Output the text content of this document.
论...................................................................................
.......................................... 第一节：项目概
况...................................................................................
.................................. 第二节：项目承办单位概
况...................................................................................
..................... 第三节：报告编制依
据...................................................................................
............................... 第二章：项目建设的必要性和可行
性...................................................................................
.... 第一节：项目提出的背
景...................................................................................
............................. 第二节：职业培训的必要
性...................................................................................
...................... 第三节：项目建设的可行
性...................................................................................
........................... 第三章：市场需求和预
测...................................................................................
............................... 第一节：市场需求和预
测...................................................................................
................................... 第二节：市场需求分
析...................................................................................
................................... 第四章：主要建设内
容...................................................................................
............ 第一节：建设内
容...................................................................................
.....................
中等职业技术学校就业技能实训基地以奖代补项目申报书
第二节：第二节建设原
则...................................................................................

========================

JOB
Output all of the data again. Match it exactly.

TASK RESULT
Output the text content of this document.
论...................................................................................
.......................................... 第一节：项目概
况...................................................................................
.................................. 第二节：项目承办单位概
况...................................................................................
..................... 第三节：报告编制依
据...................................................................................
............................... 第二章：项目建设的必要性和可行
性...................................................................................
.... 第一节：项目提出的背
景...................................................................................
............................. 第二节：职业培训的必要
性...................................................................................
...................... 第三节：项目建设的可行
性...................................................................................
........................... 第三章：市场需求和预
测...................................................................................
............................... 第一节：市场需求和预
测...................................................................................
................................... 第二节：市场需求分
析...................................................................................
................................... 第四章：主要建设内
容...................................................................................
............ 第一节：建设内
容...................................................................................
.....................
中等职业技术学校就业技能实训基地以奖代补项目申报书
第二节：第二节建设原
则...................................................................................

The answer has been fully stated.